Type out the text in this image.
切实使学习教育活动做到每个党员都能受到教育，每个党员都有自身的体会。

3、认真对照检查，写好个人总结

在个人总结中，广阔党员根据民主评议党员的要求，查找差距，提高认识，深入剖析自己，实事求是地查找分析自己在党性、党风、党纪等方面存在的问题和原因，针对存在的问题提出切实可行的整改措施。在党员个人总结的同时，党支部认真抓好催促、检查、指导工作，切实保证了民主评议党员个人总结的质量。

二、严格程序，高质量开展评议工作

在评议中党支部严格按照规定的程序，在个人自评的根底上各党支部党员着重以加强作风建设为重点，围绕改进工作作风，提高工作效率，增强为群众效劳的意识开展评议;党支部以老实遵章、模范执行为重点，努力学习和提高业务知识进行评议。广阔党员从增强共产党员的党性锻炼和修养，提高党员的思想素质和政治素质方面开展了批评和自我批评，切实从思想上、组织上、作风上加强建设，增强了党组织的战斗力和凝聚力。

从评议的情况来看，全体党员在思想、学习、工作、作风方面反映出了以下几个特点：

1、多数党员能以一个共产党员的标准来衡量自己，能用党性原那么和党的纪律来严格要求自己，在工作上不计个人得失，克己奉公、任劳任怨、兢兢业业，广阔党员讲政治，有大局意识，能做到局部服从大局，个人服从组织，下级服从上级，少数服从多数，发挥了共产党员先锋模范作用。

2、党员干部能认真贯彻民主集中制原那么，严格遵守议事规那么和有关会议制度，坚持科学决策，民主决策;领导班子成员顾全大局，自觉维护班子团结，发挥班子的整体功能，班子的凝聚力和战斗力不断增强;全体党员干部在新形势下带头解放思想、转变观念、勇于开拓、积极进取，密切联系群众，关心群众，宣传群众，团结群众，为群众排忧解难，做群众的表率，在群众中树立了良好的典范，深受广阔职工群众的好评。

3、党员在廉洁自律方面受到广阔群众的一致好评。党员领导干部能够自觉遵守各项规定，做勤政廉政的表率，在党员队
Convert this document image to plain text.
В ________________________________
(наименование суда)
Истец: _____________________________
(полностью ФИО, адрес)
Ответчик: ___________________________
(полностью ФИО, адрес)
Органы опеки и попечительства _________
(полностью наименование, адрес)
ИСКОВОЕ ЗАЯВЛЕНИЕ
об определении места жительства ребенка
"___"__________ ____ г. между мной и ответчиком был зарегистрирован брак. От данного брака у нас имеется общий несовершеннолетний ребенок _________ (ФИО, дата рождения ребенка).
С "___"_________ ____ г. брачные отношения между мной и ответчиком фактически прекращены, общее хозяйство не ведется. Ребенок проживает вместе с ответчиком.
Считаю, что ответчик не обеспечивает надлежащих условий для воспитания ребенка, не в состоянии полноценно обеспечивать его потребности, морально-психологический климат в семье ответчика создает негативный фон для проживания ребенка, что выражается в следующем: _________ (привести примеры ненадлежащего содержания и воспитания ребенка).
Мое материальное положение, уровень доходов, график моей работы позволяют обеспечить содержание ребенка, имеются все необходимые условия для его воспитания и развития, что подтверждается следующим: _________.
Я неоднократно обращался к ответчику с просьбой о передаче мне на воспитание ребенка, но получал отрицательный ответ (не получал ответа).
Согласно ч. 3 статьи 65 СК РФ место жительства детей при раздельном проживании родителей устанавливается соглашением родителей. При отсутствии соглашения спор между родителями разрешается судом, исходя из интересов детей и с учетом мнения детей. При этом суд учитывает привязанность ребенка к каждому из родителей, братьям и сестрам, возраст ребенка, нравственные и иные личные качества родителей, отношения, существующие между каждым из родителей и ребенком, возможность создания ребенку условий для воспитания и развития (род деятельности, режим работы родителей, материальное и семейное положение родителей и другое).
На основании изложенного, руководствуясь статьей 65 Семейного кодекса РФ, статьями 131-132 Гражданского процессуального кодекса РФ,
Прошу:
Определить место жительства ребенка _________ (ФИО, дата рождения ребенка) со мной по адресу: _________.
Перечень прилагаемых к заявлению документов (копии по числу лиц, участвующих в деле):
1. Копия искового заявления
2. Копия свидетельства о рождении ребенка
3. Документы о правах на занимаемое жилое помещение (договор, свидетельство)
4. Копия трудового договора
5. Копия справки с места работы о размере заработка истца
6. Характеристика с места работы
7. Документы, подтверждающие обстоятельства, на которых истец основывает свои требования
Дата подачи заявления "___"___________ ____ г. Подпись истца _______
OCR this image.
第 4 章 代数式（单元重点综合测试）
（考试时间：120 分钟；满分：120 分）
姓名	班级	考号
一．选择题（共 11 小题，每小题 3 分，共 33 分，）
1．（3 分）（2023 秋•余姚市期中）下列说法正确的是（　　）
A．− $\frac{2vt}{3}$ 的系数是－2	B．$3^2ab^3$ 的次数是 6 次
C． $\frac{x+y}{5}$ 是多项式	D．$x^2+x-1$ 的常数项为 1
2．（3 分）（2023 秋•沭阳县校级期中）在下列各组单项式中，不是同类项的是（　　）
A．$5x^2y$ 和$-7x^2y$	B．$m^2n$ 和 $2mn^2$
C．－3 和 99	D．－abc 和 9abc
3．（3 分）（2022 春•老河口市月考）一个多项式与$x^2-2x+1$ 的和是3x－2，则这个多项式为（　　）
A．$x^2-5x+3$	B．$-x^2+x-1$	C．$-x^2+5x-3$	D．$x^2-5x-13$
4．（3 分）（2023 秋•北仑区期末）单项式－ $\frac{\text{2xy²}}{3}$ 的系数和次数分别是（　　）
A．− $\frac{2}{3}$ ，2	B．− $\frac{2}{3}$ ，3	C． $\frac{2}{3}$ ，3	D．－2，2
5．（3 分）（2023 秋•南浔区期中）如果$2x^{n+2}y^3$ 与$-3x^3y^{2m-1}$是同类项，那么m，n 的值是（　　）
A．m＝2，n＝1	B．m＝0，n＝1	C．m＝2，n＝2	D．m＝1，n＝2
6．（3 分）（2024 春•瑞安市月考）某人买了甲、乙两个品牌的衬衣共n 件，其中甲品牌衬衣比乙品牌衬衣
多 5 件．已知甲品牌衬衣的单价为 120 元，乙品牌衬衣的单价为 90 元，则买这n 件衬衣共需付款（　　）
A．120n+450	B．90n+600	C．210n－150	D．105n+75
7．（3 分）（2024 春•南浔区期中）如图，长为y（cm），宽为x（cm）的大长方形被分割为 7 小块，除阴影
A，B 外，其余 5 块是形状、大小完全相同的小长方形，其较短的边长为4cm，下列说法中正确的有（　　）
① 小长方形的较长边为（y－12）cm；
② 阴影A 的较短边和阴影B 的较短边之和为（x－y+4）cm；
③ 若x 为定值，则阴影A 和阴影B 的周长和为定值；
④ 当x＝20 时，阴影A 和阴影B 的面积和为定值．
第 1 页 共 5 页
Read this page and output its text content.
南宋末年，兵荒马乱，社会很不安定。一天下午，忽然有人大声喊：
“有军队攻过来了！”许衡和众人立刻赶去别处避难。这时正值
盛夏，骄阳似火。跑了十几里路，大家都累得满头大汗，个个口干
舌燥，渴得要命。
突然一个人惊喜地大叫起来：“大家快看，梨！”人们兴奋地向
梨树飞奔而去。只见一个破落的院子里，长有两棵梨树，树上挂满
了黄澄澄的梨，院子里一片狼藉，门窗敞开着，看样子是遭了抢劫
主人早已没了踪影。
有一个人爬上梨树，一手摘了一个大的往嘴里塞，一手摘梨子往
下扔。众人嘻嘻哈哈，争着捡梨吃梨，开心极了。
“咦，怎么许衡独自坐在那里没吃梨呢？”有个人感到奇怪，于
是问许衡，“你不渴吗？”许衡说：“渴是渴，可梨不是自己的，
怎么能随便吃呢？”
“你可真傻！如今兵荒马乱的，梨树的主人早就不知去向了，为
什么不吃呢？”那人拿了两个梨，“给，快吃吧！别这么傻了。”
* * * *
What is asked = Reply with one number only: how many lines of the listing hold "frac"?

Answer to this problem = 4